§ Work instructions:
Transcribe the entries below exactly.

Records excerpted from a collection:
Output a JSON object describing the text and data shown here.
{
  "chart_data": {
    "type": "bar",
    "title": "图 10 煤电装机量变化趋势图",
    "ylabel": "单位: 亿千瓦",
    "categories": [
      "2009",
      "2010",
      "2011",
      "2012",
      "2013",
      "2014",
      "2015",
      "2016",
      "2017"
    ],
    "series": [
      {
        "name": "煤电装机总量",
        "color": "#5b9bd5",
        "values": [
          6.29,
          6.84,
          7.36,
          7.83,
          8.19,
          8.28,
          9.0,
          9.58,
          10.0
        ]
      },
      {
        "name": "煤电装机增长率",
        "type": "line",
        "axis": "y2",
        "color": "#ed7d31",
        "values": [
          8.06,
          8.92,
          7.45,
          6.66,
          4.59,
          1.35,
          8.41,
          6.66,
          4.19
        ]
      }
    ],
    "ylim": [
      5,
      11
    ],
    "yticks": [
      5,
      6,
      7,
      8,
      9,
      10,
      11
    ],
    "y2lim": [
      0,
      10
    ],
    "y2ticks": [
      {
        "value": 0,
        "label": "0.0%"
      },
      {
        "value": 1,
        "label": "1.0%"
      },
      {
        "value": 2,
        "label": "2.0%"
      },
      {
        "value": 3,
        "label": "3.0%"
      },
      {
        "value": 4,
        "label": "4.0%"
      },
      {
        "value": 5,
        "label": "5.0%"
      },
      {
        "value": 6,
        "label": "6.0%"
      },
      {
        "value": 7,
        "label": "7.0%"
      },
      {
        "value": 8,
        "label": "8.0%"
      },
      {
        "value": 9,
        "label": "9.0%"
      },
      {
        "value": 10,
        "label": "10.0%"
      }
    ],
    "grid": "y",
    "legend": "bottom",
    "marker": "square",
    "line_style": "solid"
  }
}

§ Correct response:
Output a JSON object describing the text and data shown here.
{
  "chart_data": {
    "type": "bar",
    "title": "图 10 煤电装机量变化趋势图",
    "ylabel": "单位: 亿千瓦",
    "categories": [
      "2009",
      "2010",
      "2011",
      "2012",
      "2013",
      "2014",
      "2015",
      "2016",
      "2017"
    ],
    "series": [
      {
        "name": "煤电装机总量",
        "color": "#5b9bd5",
        "values": [
          6.29,
          6.84,
          7.36,
          7.83,
          8.19,
          8.28,
          9.0,
          9.58,
          10.0
        ]
      },
      {
        "name": "煤电装机增长率",
        "type": "line",
        "axis": "y2",
        "color": "#ed7d31",
        "values": [
          8.06,
          8.92,
          7.45,
          6.66,
          4.59,
          1.35,
          8.41,
          6.66,
          4.19
        ]
      }
    ],
    "ylim": [
      5,
      11
    ],
    "yticks": [
      5,
      6,
      7,
      8,
      9,
      10,
      11
    ],
    "y2lim": [
      0,
      10
    ],
    "y2ticks": [
      {
        "value": 0,
        "label": "0.0%"
      },
      {
        "value": 1,
        "label": "1.0%"
      },
      {
        "value": 2,
        "label": "2.0%"
      },
      {
        "value": 3,
        "label": "3.0%"
      },
      {
        "value": 4,
        "label": "4.0%"
      },
      {
        "value": 5,
        "label": "5.0%"
      },
      {
        "value": 6,
        "label": "6.0%"
      },
      {
        "value": 7,
        "label": "7.0%"
      },
      {
        "value": 8,
        "label": "8.0%"
      },
      {
        "value": 9,
        "label": "9.0%"
      },
      {
        "value": 10,
        "label": "10.0%"
      }
    ],
    "grid": "y",
    "legend": "bottom",
    "marker": "square",
    "line_style": "solid"
  }
}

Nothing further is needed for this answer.